┌──

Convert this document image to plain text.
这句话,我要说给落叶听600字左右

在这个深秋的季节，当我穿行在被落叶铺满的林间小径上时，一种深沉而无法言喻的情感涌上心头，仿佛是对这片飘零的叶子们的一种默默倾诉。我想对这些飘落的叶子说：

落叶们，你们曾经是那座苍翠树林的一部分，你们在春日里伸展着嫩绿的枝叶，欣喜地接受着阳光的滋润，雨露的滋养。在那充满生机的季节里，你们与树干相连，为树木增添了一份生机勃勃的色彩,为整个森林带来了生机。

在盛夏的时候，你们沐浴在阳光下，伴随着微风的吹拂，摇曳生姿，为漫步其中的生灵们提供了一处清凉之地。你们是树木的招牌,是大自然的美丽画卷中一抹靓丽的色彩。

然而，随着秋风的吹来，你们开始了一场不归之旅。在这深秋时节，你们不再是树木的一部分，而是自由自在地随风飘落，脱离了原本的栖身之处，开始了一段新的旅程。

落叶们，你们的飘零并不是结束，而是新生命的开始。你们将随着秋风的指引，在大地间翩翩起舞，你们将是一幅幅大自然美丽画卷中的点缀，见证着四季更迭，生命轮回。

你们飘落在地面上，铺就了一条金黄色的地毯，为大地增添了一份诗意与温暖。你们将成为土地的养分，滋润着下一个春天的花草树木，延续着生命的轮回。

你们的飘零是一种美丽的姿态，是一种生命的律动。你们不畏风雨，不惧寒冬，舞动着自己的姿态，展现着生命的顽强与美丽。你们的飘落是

└──
┌──

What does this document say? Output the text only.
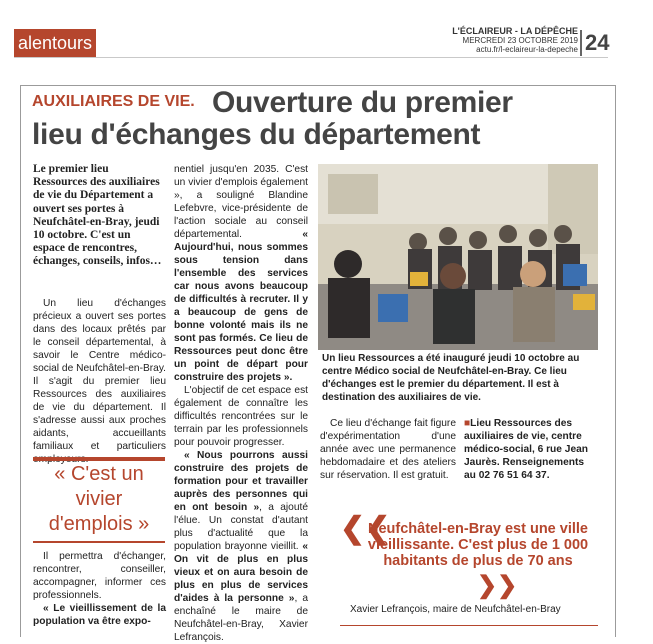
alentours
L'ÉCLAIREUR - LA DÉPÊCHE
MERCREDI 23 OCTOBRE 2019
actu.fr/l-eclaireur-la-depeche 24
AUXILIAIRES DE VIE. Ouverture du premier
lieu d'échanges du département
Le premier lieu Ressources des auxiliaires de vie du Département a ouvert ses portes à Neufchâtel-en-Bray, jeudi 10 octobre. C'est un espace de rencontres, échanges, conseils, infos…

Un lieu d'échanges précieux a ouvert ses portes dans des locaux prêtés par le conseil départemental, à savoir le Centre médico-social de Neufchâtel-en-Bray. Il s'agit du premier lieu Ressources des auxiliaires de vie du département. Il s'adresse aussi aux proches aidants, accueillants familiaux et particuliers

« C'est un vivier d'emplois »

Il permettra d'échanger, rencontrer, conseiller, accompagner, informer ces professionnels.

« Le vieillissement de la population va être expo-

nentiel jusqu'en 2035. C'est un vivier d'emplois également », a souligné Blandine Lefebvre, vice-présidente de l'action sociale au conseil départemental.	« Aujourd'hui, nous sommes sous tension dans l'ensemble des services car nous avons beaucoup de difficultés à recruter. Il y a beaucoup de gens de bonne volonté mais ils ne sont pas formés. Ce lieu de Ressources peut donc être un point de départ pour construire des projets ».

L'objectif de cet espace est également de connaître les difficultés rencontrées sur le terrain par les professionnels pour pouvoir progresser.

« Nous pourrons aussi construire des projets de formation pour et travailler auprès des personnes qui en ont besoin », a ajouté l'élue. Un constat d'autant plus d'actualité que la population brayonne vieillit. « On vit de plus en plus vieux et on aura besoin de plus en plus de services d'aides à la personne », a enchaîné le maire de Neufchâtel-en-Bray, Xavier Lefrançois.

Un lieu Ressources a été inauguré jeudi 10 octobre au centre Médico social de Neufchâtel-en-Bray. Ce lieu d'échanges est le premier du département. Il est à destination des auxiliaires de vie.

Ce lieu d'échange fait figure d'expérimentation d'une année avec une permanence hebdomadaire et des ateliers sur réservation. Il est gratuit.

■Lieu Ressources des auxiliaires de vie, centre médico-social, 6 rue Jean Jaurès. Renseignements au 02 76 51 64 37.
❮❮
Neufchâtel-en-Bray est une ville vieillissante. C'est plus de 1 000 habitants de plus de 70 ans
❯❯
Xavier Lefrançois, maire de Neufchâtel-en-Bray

└──

Copy every line of the listing containing the string "text".

Convert this document image to plain text.
What does this document say? Output the text only.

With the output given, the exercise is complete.